**Requirements**
Wherever a line holds the string "стегон", copy that line.

(Data records)
================

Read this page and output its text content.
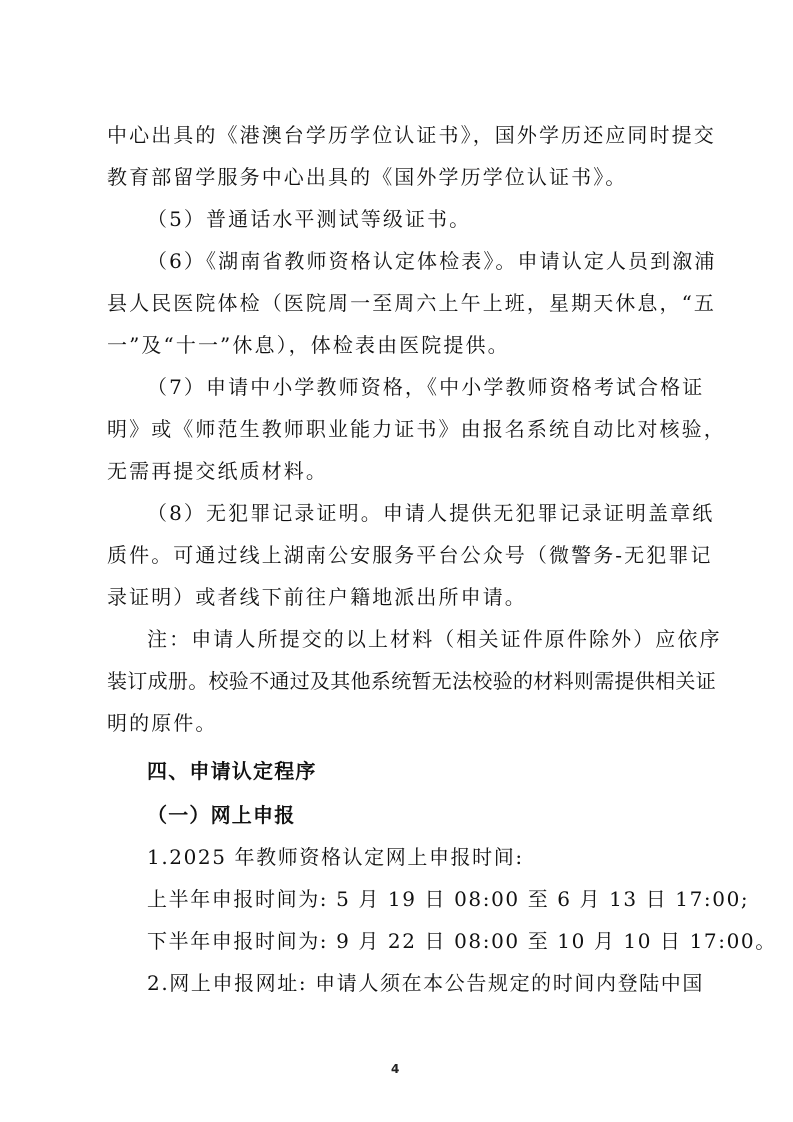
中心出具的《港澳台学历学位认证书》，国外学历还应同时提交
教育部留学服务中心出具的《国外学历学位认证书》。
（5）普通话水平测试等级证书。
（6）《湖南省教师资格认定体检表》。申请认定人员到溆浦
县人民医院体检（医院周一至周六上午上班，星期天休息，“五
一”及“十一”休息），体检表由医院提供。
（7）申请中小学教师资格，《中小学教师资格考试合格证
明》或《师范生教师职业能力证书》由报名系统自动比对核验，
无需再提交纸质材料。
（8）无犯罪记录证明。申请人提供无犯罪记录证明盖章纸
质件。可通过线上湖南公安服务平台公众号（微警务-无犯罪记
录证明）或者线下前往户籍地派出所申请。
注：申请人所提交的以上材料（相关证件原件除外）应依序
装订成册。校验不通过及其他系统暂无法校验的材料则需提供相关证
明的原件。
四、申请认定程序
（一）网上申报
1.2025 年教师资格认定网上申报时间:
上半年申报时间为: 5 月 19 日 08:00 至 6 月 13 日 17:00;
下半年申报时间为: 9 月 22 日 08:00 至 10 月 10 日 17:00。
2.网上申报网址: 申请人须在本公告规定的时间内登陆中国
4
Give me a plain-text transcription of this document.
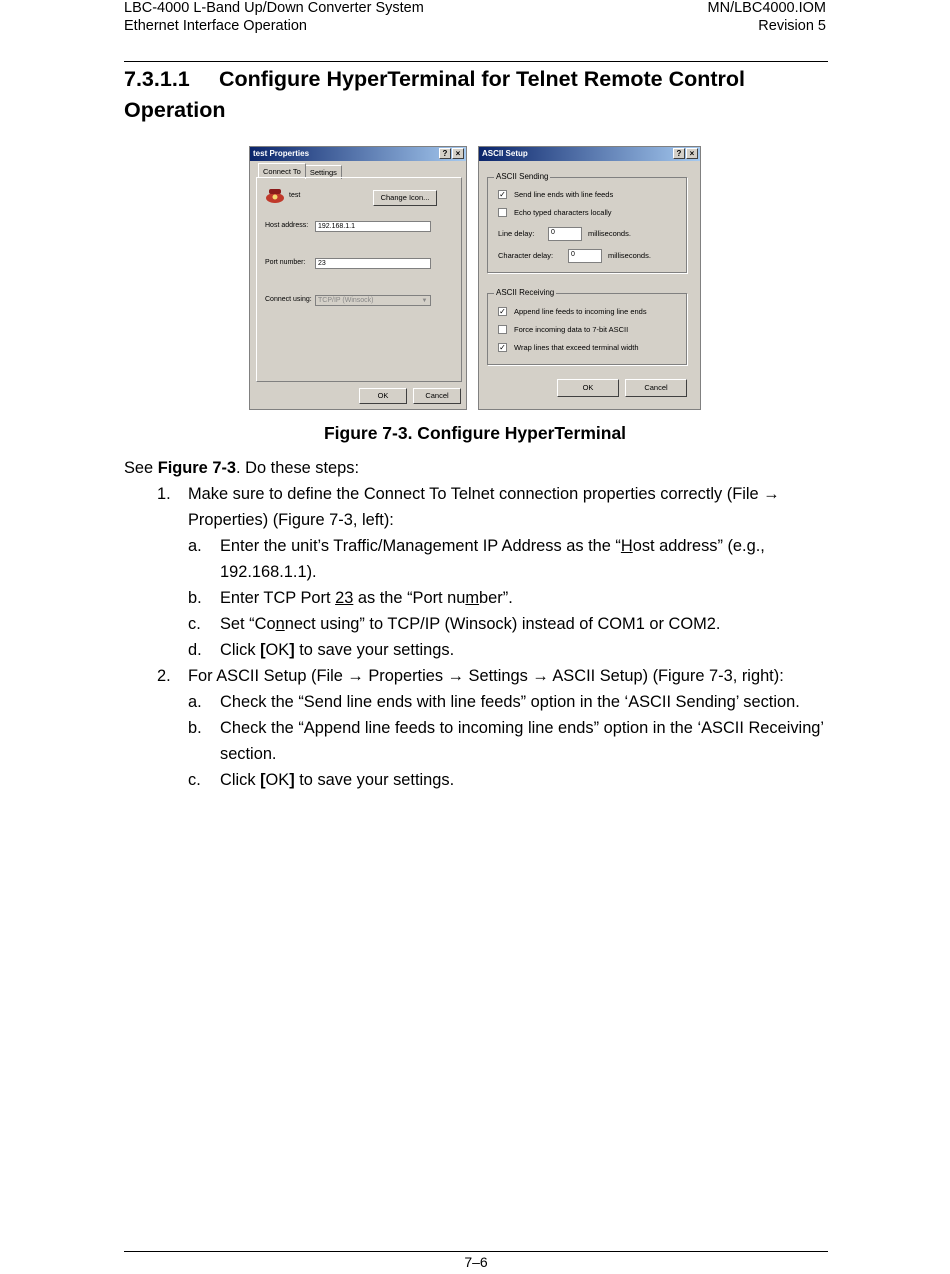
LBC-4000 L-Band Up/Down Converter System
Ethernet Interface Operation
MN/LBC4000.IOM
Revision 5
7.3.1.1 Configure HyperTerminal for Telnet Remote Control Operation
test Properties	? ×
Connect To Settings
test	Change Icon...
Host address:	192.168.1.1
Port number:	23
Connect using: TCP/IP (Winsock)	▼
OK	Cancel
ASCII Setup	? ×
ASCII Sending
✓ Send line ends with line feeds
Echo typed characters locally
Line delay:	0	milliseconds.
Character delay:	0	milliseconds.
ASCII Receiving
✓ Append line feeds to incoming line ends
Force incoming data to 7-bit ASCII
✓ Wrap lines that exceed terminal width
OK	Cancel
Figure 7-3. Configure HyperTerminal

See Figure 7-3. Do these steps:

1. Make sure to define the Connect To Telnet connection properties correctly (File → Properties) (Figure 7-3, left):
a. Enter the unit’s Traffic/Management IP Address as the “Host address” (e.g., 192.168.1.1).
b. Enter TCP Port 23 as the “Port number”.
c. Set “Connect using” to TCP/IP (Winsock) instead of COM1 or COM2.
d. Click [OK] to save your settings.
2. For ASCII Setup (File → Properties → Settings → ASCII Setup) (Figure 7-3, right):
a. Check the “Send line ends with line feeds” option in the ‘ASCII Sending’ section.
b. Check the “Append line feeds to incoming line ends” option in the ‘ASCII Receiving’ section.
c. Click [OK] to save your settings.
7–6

================

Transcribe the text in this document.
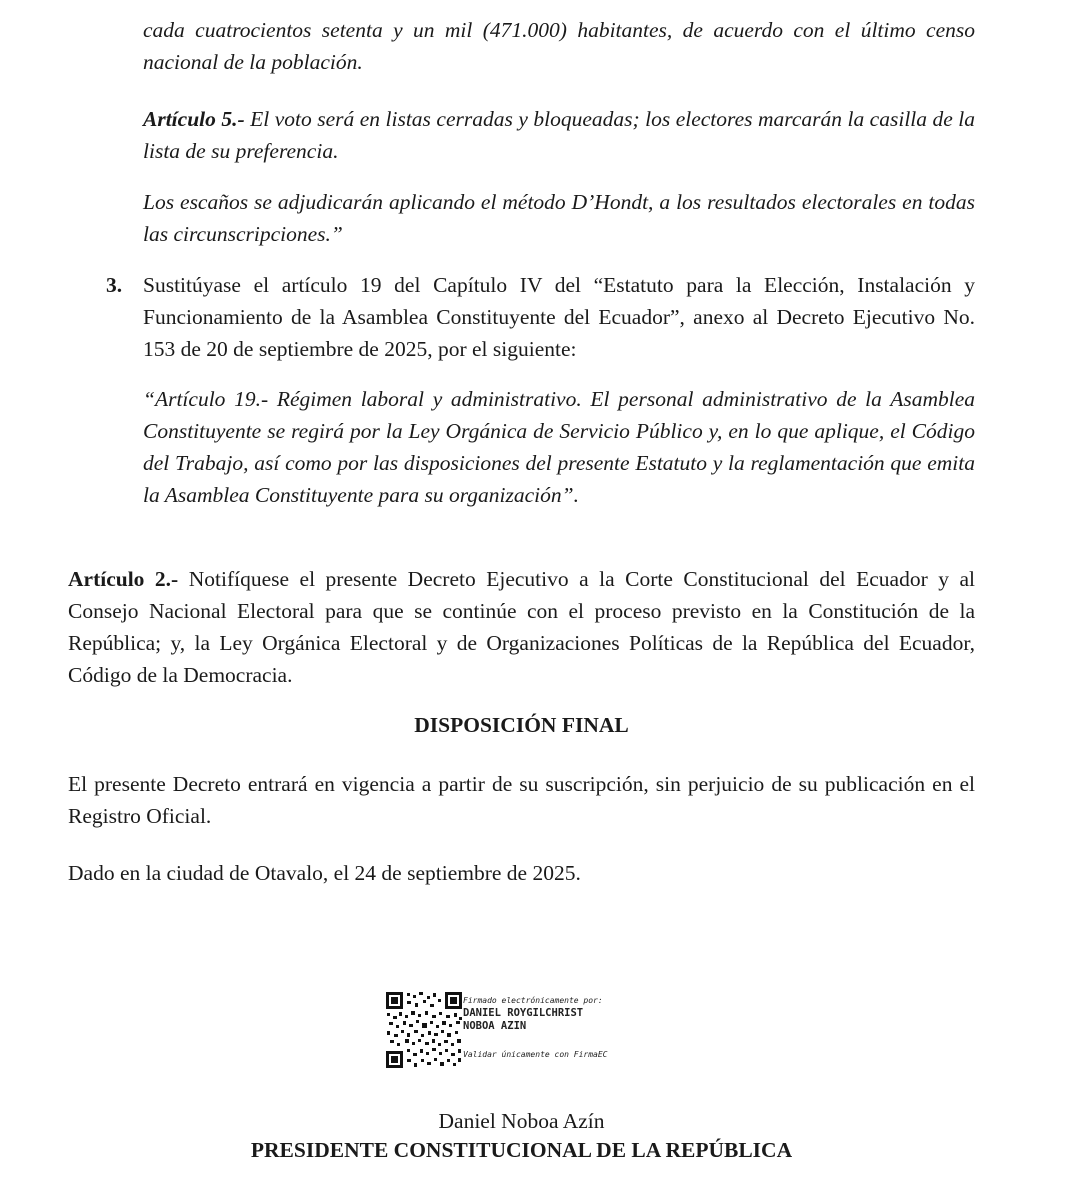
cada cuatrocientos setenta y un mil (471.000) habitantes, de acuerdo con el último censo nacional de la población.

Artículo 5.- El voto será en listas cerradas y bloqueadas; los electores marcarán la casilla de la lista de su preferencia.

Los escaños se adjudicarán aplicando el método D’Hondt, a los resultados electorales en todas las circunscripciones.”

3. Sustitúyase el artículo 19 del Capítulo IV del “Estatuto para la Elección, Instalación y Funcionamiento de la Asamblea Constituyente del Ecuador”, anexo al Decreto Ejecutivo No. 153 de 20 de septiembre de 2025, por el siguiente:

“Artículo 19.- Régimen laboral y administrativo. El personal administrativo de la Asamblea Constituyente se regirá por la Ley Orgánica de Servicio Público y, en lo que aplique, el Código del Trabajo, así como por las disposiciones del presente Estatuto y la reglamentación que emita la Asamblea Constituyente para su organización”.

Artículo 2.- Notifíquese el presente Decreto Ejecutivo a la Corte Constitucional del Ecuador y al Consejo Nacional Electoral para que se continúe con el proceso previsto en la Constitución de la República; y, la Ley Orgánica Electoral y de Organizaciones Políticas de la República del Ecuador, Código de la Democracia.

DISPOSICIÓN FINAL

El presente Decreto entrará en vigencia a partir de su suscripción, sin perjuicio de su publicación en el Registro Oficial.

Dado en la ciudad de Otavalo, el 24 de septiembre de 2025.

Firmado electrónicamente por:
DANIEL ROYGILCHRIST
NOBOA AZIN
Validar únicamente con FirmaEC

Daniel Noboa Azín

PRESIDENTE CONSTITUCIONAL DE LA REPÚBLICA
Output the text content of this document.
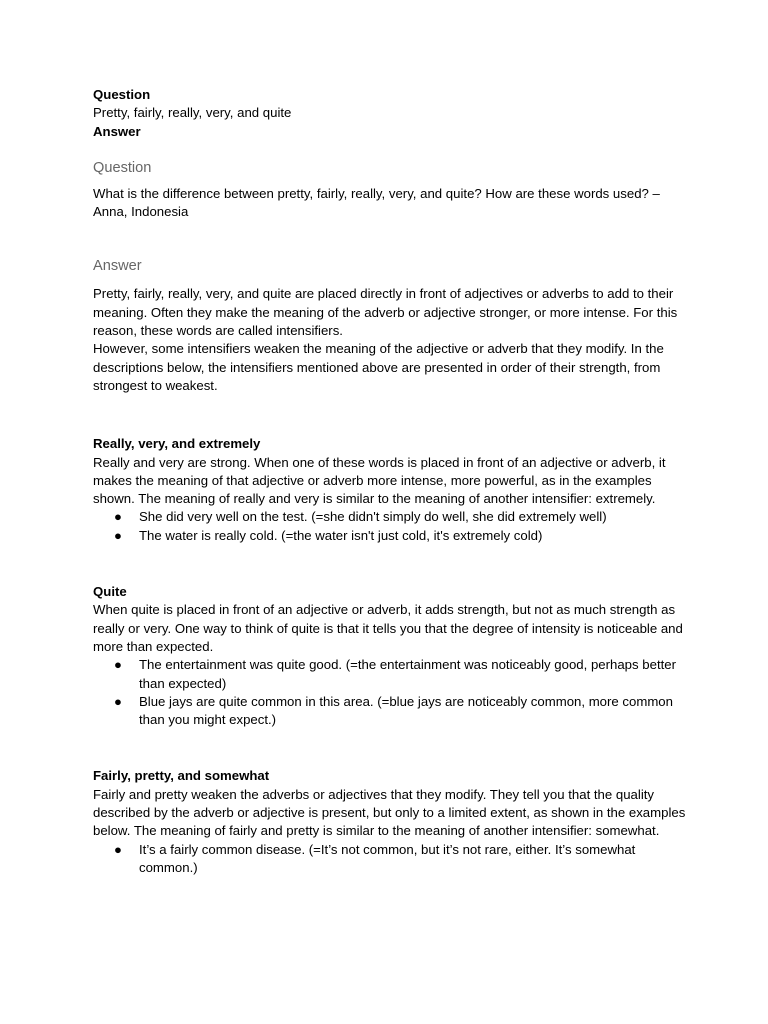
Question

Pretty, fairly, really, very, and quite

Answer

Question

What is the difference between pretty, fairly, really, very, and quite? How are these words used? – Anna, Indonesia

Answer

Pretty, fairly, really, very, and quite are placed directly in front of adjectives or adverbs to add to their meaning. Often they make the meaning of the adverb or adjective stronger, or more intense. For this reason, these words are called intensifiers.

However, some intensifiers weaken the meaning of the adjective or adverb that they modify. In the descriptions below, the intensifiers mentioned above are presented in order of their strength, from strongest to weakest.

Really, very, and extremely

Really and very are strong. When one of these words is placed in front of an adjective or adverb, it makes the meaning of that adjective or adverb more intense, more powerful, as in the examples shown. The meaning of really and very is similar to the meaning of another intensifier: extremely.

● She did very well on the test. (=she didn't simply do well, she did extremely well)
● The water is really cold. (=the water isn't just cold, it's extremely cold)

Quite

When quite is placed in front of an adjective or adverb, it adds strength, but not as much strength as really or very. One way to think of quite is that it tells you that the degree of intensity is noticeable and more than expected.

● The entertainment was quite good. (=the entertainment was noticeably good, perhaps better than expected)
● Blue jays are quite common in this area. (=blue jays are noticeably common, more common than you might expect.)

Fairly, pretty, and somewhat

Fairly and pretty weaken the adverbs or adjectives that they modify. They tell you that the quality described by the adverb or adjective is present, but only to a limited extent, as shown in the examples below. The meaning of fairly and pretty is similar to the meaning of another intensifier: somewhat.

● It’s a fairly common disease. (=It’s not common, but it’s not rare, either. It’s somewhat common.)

================

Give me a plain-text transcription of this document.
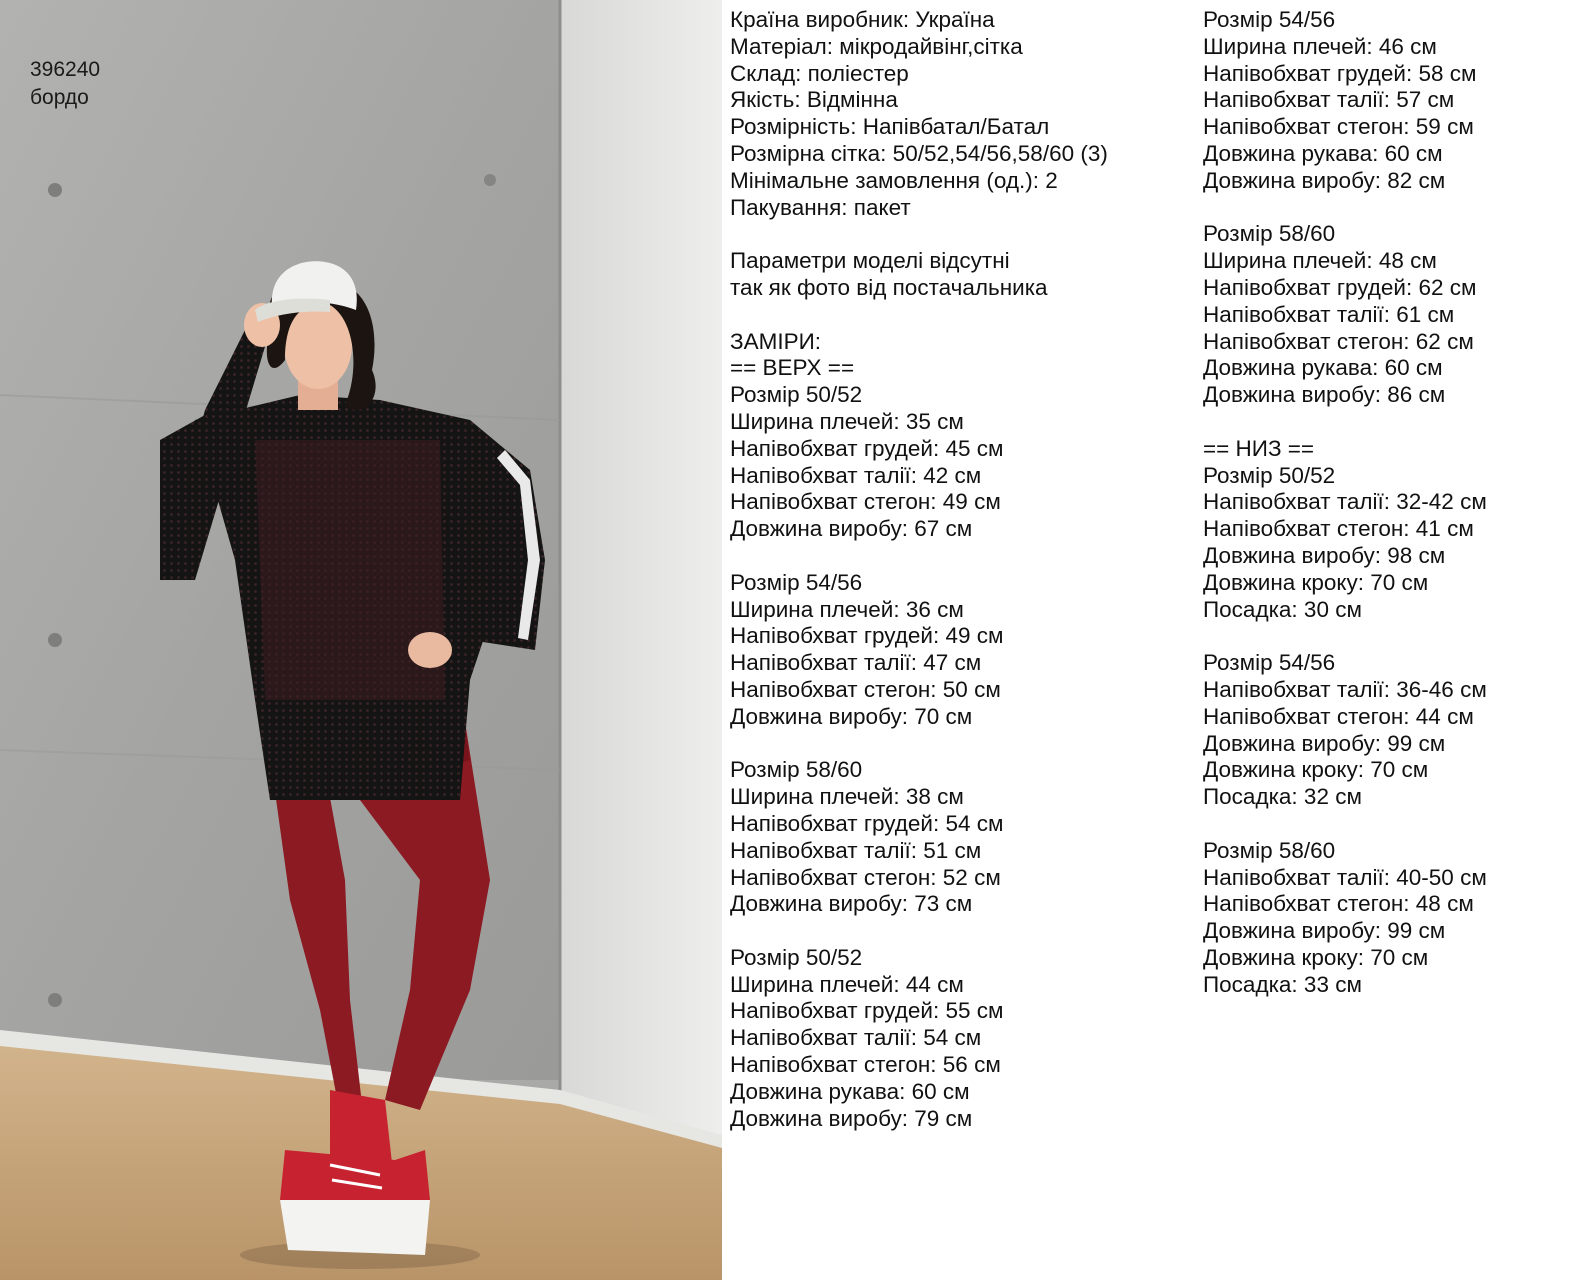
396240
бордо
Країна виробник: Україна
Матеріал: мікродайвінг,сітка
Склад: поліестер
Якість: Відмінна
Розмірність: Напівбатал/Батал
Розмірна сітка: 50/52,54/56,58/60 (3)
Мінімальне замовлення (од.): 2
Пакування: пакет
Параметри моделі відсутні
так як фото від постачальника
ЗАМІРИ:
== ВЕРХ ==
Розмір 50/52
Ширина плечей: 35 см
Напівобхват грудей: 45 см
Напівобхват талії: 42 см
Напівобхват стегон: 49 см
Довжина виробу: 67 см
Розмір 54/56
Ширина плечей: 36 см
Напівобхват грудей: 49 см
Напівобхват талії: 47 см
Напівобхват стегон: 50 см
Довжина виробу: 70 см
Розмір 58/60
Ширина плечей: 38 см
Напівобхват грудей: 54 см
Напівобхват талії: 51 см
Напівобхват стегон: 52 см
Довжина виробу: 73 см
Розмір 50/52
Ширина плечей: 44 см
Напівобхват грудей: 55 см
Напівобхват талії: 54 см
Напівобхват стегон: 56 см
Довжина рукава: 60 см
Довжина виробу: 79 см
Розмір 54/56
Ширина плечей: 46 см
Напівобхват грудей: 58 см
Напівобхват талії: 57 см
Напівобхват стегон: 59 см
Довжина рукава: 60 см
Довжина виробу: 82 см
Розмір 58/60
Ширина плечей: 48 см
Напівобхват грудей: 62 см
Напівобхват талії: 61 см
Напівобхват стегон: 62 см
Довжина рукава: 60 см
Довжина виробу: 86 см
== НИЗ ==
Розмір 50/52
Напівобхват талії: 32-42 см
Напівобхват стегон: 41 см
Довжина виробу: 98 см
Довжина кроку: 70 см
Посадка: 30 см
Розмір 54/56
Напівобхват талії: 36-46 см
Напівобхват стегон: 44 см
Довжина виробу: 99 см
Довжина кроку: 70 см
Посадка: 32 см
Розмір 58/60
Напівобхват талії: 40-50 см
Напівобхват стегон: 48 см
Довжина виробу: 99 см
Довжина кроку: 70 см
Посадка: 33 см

================

**Exercise solution**
Напівобхват стегон: 49 см
Напівобхват стегон: 50 см
Напівобхват стегон: 52 см
Напівобхват стегон: 56 см
Напівобхват стегон: 59 см
Напівобхват стегон: 62 см
Напівобхват стегон: 41 см
Напівобхват стегон: 44 см
Напівобхват стегон: 48 см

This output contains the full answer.